▶ **PROBLEM TO WORK ON**:
Filter for the word "color" and keep each matching line.

start TASK DATA

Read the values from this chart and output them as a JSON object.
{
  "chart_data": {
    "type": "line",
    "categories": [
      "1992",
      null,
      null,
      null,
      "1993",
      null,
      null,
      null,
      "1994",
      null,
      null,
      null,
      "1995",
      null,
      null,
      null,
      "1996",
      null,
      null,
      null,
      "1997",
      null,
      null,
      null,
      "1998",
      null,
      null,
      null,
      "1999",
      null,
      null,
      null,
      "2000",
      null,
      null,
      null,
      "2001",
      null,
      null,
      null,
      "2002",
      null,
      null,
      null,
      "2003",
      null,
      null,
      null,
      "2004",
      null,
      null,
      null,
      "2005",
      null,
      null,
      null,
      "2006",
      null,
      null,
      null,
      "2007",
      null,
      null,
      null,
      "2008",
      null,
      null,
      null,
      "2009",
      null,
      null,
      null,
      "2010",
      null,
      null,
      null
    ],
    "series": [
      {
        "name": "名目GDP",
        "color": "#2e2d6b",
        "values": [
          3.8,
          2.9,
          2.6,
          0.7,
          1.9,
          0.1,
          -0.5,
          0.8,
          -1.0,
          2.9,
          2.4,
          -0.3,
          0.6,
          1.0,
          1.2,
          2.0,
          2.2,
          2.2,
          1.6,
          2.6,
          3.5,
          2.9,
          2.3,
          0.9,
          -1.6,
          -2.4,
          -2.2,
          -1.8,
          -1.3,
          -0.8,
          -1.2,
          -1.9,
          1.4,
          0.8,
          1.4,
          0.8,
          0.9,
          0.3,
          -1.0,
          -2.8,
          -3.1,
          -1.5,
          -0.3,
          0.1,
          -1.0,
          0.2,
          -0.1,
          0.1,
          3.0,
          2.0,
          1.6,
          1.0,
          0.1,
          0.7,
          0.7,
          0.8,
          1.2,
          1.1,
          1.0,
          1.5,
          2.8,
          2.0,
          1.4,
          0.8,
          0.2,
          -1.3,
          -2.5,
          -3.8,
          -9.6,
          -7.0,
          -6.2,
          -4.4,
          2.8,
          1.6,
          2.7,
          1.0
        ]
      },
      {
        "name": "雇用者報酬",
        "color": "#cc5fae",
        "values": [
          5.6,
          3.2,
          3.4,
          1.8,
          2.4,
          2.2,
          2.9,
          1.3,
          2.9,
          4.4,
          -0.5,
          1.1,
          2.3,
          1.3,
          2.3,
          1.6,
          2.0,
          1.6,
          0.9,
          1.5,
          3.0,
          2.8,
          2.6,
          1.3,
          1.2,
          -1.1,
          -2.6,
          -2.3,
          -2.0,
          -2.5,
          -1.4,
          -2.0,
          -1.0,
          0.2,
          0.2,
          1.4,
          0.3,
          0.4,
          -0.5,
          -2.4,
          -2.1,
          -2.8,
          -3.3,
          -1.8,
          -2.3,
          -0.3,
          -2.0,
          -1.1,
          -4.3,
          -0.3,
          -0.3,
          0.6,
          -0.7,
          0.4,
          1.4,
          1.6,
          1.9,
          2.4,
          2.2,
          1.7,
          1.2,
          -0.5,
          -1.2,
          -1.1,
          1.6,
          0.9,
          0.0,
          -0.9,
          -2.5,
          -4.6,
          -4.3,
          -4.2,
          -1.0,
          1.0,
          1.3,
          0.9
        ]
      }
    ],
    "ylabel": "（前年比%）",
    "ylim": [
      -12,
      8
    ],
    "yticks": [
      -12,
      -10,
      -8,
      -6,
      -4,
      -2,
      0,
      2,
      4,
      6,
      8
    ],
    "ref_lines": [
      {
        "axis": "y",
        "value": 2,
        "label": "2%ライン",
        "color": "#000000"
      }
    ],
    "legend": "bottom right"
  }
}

end TASK DATA

▶ **SOLUTION**:
        "color": "#2e2d6b",
        "color": "#cc5fae",
        "color": "#000000"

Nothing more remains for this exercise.